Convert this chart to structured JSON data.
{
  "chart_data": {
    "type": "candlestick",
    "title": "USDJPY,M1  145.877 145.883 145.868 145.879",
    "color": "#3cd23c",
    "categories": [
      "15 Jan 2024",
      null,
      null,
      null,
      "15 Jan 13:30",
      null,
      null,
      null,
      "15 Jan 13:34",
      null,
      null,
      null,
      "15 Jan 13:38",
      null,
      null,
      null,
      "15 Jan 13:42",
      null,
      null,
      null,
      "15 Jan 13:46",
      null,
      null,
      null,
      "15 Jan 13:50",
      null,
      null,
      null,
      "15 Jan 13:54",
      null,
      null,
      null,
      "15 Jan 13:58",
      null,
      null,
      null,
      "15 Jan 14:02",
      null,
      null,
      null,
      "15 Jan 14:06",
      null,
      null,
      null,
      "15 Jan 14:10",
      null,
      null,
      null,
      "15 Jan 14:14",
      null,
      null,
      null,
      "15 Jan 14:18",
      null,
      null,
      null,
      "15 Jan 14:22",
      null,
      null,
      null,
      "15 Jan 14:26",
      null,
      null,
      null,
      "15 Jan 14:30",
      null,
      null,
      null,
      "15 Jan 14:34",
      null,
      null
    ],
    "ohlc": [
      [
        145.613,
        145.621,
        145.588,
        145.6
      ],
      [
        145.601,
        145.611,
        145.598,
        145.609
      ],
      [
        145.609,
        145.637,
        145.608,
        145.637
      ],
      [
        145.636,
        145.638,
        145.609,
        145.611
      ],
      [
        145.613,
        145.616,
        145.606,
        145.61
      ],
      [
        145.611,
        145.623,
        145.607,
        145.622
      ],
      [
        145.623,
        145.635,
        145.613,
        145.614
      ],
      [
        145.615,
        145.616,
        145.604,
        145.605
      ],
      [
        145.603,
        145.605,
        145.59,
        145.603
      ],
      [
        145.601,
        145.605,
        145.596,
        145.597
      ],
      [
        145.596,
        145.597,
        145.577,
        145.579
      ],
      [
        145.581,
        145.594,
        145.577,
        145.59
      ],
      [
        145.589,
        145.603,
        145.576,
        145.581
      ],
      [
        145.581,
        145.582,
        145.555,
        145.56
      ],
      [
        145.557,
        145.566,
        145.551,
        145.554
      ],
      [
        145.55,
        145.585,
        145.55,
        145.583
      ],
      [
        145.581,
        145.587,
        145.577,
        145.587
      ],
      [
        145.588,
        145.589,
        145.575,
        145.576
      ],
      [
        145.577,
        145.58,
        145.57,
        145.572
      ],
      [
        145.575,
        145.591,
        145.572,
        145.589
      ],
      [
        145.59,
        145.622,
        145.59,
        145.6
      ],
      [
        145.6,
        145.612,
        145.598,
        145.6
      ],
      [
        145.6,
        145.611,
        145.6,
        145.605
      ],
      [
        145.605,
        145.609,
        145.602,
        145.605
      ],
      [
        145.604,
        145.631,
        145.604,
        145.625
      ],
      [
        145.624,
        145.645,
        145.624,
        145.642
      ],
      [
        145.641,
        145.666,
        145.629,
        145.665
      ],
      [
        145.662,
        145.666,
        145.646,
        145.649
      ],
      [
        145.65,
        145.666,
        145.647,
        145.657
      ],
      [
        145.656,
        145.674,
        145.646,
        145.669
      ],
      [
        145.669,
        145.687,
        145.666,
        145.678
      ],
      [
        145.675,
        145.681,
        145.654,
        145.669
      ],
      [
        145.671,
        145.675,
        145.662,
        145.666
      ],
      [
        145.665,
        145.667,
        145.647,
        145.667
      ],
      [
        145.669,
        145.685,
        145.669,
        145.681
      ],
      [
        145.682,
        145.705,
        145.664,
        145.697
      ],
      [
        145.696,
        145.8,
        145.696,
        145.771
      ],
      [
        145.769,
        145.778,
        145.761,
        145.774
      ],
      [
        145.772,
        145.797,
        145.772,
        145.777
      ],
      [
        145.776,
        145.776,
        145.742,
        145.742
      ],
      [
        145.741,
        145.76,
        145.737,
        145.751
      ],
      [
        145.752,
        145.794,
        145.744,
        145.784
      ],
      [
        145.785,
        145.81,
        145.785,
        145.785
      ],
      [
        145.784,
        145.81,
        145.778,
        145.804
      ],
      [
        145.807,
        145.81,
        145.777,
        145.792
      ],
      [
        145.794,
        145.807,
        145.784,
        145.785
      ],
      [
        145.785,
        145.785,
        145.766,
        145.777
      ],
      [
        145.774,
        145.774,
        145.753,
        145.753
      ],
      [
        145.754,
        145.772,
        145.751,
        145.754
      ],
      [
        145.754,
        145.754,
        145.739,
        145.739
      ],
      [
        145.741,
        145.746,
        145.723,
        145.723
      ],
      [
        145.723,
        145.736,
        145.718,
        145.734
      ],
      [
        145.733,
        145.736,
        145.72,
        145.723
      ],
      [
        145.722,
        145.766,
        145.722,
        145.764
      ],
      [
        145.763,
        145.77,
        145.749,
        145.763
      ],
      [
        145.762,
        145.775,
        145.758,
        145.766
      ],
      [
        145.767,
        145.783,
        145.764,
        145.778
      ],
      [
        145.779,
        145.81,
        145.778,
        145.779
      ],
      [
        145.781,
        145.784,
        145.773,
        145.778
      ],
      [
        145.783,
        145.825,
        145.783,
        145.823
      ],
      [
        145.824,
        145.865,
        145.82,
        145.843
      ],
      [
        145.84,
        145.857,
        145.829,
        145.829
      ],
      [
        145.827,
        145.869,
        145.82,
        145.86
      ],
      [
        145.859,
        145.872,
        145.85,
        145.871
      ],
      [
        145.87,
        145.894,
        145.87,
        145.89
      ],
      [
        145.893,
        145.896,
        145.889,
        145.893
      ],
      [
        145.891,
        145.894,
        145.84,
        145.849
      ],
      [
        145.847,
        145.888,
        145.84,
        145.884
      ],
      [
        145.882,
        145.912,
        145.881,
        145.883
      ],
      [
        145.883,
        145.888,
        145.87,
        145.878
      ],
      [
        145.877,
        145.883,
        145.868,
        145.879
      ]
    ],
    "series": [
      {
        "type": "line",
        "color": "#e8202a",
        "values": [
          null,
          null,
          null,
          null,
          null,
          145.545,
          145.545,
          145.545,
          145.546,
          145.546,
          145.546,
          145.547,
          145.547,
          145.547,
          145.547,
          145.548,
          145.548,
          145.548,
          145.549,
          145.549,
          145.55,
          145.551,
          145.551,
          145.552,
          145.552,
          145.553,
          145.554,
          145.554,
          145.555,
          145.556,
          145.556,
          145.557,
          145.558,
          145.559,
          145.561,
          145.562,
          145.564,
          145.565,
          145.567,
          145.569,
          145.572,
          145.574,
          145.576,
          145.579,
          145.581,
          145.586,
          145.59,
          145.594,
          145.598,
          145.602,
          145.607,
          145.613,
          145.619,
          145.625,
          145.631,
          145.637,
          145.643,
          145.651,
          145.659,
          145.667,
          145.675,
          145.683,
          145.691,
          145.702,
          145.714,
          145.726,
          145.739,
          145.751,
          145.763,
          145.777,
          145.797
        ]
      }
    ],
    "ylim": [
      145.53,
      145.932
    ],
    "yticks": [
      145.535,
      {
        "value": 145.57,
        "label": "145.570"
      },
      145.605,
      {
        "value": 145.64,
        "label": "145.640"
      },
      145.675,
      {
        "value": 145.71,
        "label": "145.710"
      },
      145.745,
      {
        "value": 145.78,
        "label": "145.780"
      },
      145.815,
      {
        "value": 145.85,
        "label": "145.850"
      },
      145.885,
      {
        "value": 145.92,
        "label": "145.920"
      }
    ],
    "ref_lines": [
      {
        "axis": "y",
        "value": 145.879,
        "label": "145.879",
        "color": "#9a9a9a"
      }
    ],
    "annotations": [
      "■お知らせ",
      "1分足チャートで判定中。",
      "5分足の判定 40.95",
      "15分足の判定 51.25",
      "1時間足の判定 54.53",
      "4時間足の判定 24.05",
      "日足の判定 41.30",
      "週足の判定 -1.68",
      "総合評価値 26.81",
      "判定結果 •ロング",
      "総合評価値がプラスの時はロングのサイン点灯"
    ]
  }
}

# [Short task]
In the material above, find the lines that contain "color" and show them.

# [Result of this exercise]
    "color": "#3cd23c",
        "color": "#e8202a",
        "color": "#9a9a9a"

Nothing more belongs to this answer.